## To be done
Transcribe only the part of the listing below that begins at the line containing "Type out the text in this image." and runs to its final line, keeping both ends.
======
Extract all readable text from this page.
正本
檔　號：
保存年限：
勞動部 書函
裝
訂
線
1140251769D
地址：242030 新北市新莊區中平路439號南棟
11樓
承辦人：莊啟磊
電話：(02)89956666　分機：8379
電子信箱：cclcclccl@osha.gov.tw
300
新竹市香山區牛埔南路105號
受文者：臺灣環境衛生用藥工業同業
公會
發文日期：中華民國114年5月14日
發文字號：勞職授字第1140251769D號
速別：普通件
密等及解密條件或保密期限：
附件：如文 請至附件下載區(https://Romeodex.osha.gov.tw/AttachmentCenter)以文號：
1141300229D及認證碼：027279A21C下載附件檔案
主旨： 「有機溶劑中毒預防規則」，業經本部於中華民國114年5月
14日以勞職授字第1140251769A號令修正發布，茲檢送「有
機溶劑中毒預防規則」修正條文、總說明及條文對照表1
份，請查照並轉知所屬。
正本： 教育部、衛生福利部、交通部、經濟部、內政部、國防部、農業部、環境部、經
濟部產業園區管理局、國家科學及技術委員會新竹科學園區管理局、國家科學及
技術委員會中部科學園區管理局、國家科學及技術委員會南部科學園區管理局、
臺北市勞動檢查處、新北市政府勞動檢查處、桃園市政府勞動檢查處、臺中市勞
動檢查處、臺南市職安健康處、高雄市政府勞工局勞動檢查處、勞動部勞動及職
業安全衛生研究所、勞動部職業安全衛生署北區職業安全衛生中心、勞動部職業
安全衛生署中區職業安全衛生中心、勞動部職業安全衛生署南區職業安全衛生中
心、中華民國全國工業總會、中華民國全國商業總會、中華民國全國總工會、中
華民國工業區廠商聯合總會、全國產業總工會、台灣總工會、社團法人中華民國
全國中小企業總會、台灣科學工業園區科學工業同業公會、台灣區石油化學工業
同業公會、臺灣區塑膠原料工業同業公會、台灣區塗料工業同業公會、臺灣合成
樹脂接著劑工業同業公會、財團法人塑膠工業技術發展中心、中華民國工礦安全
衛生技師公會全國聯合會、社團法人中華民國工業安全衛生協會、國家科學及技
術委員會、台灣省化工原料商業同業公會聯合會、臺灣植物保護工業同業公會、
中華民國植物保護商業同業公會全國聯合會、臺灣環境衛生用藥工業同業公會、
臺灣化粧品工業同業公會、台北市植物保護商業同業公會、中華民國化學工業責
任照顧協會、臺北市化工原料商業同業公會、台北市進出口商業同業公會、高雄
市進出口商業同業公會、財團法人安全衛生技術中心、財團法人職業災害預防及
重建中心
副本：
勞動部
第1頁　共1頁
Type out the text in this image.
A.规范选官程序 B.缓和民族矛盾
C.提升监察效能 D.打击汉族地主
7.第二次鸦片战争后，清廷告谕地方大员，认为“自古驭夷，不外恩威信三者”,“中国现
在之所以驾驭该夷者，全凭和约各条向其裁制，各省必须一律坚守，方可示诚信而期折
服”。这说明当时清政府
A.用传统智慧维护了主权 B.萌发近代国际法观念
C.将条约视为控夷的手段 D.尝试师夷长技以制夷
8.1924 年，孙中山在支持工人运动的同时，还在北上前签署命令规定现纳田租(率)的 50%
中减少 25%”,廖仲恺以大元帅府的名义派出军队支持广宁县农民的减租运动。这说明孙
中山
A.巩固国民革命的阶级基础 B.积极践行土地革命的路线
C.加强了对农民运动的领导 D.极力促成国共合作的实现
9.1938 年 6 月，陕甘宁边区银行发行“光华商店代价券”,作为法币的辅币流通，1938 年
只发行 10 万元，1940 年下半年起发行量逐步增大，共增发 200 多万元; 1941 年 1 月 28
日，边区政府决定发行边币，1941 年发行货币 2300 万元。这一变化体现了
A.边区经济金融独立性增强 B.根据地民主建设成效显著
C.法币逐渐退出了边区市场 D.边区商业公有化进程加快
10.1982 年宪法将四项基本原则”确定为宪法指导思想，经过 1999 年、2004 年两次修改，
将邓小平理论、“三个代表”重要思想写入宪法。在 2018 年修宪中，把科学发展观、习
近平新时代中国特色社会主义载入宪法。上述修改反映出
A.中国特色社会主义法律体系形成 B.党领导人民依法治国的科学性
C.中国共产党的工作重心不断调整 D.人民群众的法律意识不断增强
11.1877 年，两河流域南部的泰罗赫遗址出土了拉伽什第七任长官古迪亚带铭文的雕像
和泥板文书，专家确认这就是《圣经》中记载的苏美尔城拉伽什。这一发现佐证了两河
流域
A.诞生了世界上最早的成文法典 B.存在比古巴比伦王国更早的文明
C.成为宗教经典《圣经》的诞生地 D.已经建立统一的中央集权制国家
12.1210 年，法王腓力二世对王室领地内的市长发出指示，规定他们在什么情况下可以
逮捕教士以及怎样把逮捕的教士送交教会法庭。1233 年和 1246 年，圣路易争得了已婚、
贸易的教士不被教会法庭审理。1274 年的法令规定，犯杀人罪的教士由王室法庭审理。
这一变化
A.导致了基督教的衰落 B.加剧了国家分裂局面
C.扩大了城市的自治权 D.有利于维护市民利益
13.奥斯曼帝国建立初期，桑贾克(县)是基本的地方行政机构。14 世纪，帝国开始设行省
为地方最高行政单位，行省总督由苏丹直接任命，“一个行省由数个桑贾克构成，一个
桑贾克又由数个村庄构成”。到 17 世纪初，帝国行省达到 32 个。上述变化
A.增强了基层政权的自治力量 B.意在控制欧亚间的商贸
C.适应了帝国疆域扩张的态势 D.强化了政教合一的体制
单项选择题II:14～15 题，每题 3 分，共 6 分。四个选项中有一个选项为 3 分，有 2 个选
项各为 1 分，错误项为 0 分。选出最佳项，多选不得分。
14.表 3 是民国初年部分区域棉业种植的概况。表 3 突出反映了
======
## Task output
Type out the text in this image.
A.规范选官程序 B.缓和民族矛盾
C.提升监察效能 D.打击汉族地主
7.第二次鸦片战争后，清廷告谕地方大员，认为“自古驭夷，不外恩威信三者”,“中国现
在之所以驾驭该夷者，全凭和约各条向其裁制，各省必须一律坚守，方可示诚信而期折
服”。这说明当时清政府
A.用传统智慧维护了主权 B.萌发近代国际法观念
C.将条约视为控夷的手段 D.尝试师夷长技以制夷
8.1924 年，孙中山在支持工人运动的同时，还在北上前签署命令规定现纳田租(率)的 50%
中减少 25%”,廖仲恺以大元帅府的名义派出军队支持广宁县农民的减租运动。这说明孙
中山
A.巩固国民革命的阶级基础 B.积极践行土地革命的路线
C.加强了对农民运动的领导 D.极力促成国共合作的实现
9.1938 年 6 月，陕甘宁边区银行发行“光华商店代价券”,作为法币的辅币流通，1938 年
只发行 10 万元，1940 年下半年起发行量逐步增大，共增发 200 多万元; 1941 年 1 月 28
日，边区政府决定发行边币，1941 年发行货币 2300 万元。这一变化体现了
A.边区经济金融独立性增强 B.根据地民主建设成效显著
C.法币逐渐退出了边区市场 D.边区商业公有化进程加快
10.1982 年宪法将四项基本原则”确定为宪法指导思想，经过 1999 年、2004 年两次修改，
将邓小平理论、“三个代表”重要思想写入宪法。在 2018 年修宪中，把科学发展观、习
近平新时代中国特色社会主义载入宪法。上述修改反映出
A.中国特色社会主义法律体系形成 B.党领导人民依法治国的科学性
C.中国共产党的工作重心不断调整 D.人民群众的法律意识不断增强
11.1877 年，两河流域南部的泰罗赫遗址出土了拉伽什第七任长官古迪亚带铭文的雕像
和泥板文书，专家确认这就是《圣经》中记载的苏美尔城拉伽什。这一发现佐证了两河
流域
A.诞生了世界上最早的成文法典 B.存在比古巴比伦王国更早的文明
C.成为宗教经典《圣经》的诞生地 D.已经建立统一的中央集权制国家
12.1210 年，法王腓力二世对王室领地内的市长发出指示，规定他们在什么情况下可以
逮捕教士以及怎样把逮捕的教士送交教会法庭。1233 年和 1246 年，圣路易争得了已婚、
贸易的教士不被教会法庭审理。1274 年的法令规定，犯杀人罪的教士由王室法庭审理。
这一变化
A.导致了基督教的衰落 B.加剧了国家分裂局面
C.扩大了城市的自治权 D.有利于维护市民利益
13.奥斯曼帝国建立初期，桑贾克(县)是基本的地方行政机构。14 世纪，帝国开始设行省
为地方最高行政单位，行省总督由苏丹直接任命，“一个行省由数个桑贾克构成，一个
桑贾克又由数个村庄构成”。到 17 世纪初，帝国行省达到 32 个。上述变化
A.增强了基层政权的自治力量 B.意在控制欧亚间的商贸
C.适应了帝国疆域扩张的态势 D.强化了政教合一的体制
单项选择题II:14～15 题，每题 3 分，共 6 分。四个选项中有一个选项为 3 分，有 2 个选
项各为 1 分，错误项为 0 分。选出最佳项，多选不得分。
14.表 3 是民国初年部分区域棉业种植的概况。表 3 突出反映了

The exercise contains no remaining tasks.